* **Job**:
Find how many lines hold the word "انتظامی". Give only the number.
+++ Listing +++
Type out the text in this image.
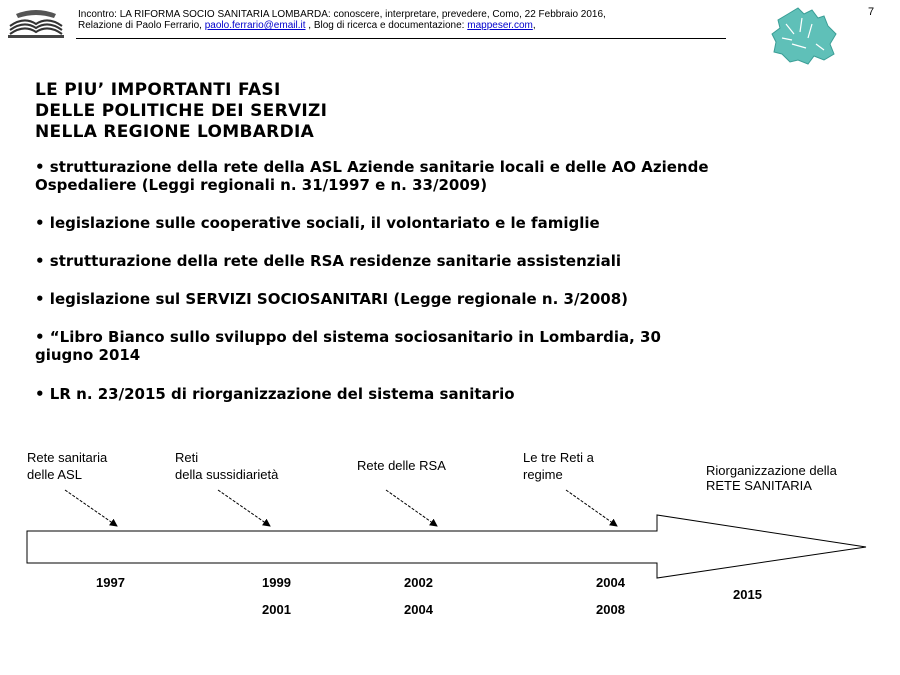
Incontro: LA RIFORMA SOCIO SANITARIA LOMBARDA: conoscere, interpretare, prevedere, Como, 22 Febbraio 2016,
Relazione di Paolo Ferrario, paolo.ferrario@email.it , Blog di ricerca e documentazione: mappeser.com,
7
LE PIU’ IMPORTANTI FASI
DELLE POLITICHE DEI SERVIZI
NELLA REGIONE LOMBARDIA
• strutturazione della rete della ASL Aziende sanitarie locali e delle AO Aziende
Ospedaliere (Leggi regionali n. 31/1997 e n. 33/2009)
• legislazione sulle cooperative sociali, il volontariato e le famiglie
• strutturazione della rete delle RSA residenze sanitarie assistenziali
• legislazione sul SERVIZI SOCIOSANITARI (Legge regionale n. 3/2008)
• “Libro Bianco sullo sviluppo del sistema sociosanitario in Lombardia, 30
giugno 2014
• LR n. 23/2015 di riorganizzazione del sistema sanitario
Rete sanitaria
delle ASL
Reti
della sussidiarietà
Rete delle RSA
Le tre Reti a
regime	Riorganizzazione della
RETE SANITARIA
1997	1999
2001
2002
2004
2004
2008
2015
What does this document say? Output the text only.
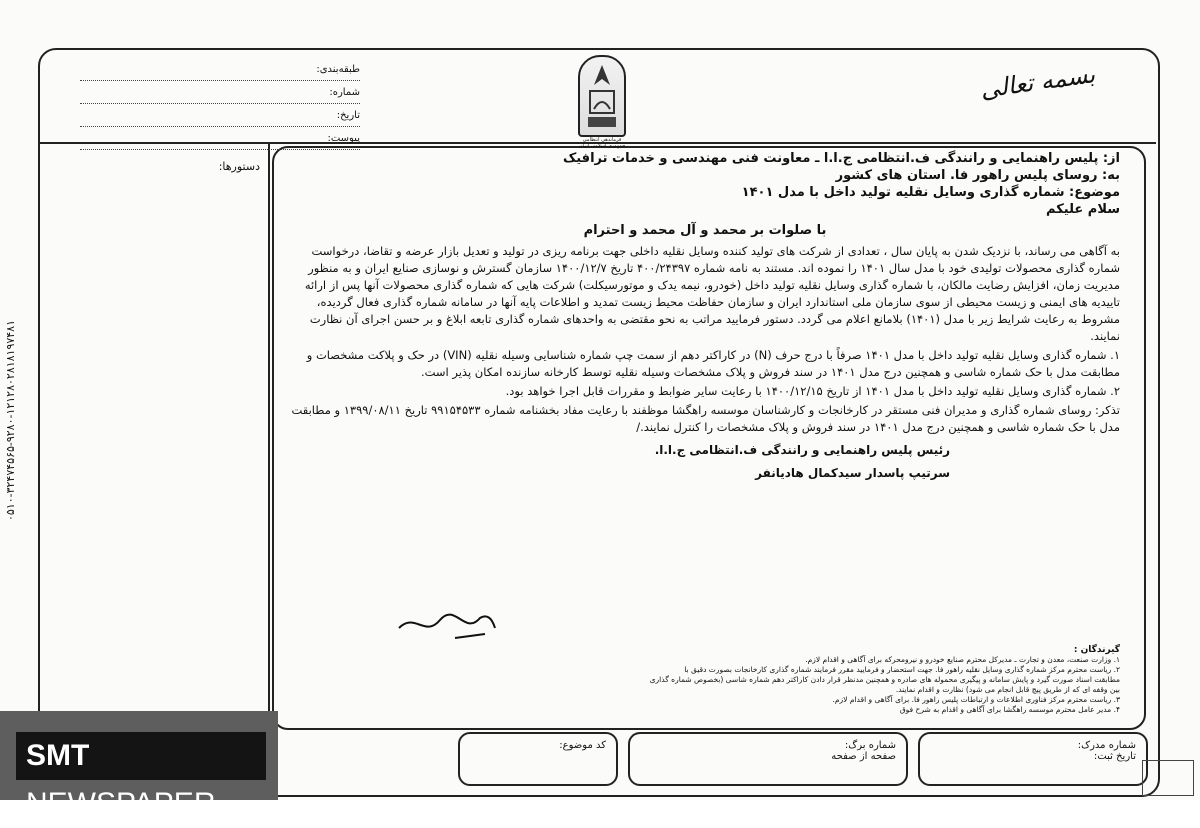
طبقه‌بندی:
شماره:
تاریخ:
پیوست:	فرماندهی انتظامی جمهوری اسلامی ایران
بسمه تعالی
دستورها:
از: پلیس راهنمایی و رانندگی ف.انتظامی ج.ا.ا ـ معاونت فنی مهندسی و خدمات ترافیک
به: روسای پلیس راهور فا. استان های کشور
موضوع: شماره گذاری وسایل نقلیه تولید داخل با مدل ۱۴۰۱
سلام علیکم
با صلوات بر محمد و آل محمد و احترام
به آگاهی می رساند، با نزدیک شدن به پایان سال ، تعدادی از شرکت های تولید کننده وسایل نقلیه داخلی جهت برنامه ریزی در تولید و تعدیل بازار عرضه و تقاضا، درخواست شماره گذاری محصولات تولیدی خود با مدل سال ۱۴۰۱ را نموده اند. مستند به نامه شماره ۴۰۰/۲۴۳۹۷ تاریخ ۱۴۰۰/۱۲/۷ سازمان گسترش و نوسازی صنایع ایران و به منظور مدیریت زمان، افزایش رضایت مالکان، با شماره گذاری وسایل نقلیه تولید داخل (خودرو، نیمه یدک و موتورسیکلت) شرکت هایی که شماره گذاری محصولات آنها پس از ارائه تاییدیه های ایمنی و زیست محیطی از سوی سازمان ملی استاندارد ایران و سازمان حفاظت محیط زیست تمدید و اطلاعات پایه آنها در سامانه شماره گذاری فعال گردیده، مشروط به رعایت شرایط زیر با مدل (۱۴۰۱) بلامانع اعلام می گردد. دستور فرمایید مراتب به نحو مقتضی به واحدهای شماره گذاری تابعه ابلاغ و بر حسن اجرای آن نظارت نمایند.
۱. شماره گذاری وسایل نقلیه تولید داخل با مدل ۱۴۰۱ صرفاً با درج حرف (N) در کاراکتر دهم از سمت چپ شماره شناسایی وسیله نقلیه (VIN) در حک و پلاکت مشخصات و مطابقت مدل با حک شماره شاسی و همچنین درج مدل ۱۴۰۱ در سند فروش و پلاک مشخصات وسیله نقلیه توسط کارخانه سازنده امکان پذیر است.
۲. شماره گذاری وسایل نقلیه تولید داخل با مدل ۱۴۰۱ از تاریخ ۱۴۰۰/۱۲/۱۵ با رعایت سایر ضوابط و مقررات قابل اجرا خواهد بود.
تذکر: روسای شماره گذاری و مدیران فنی مستقر در کارخانجات و کارشناسان موسسه راهگشا موظفند با رعایت مفاد بخشنامه شماره ۹۹۱۵۴۵۳۳ تاریخ ۱۳۹۹/۰۸/۱۱ و مطابقت مدل با حک شماره شاسی و همچنین درج مدل ۱۴۰۱ در سند فروش و پلاک مشخصات را کنترل نمایند./
رئیس پلیس راهنمایی و رانندگی ف.انتظامی ج.ا.ا.
سرتیپ پاسدار سیدکمال هادیانفر
گیرندگان :
۱. وزارت صنعت، معدن و تجارت ـ مدیرکل محترم صنایع خودرو و نیرومحرکه برای آگاهی و اقدام لازم.
۲. ریاست محترم مرکز شماره گذاری وسایل نقلیه راهور فا. جهت استحضار و فرمایید مقرر فرمایند شماره گذاری کارخانجات بصورت دقیق با
مطابقت اسناد صورت گیرد و پایش سامانه و پیگیری محموله های صادره و همچنین مدنظر قرار دادن کاراکتر دهم شماره شاسی (بخصوص شماره گذاری
بین وقفه ای که از طریق پیچ قابل انجام می شود) نظارت و اقدام نمایند.
۳. ریاست محترم مرکز فناوری اطلاعات و ارتباطات پلیس راهور فا. برای آگاهی و اقدام لازم.
۴. مدیر عامل محترم موسسه راهگشا برای آگاهی و اقدام به شرح فوق
شماره مدرک:
تاریخ ثبت:
شماره برگ:
صفحه از صفحه
کد موضوع:
۰۵۱۰-۳۲۴۷۴۵۶۵-۹۲۸۰-۱۲۱۲۸۰۲۸۱۸۱۹۷۴۸۱
SMT NEWSPAPER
+++
* **Exercise response**:
3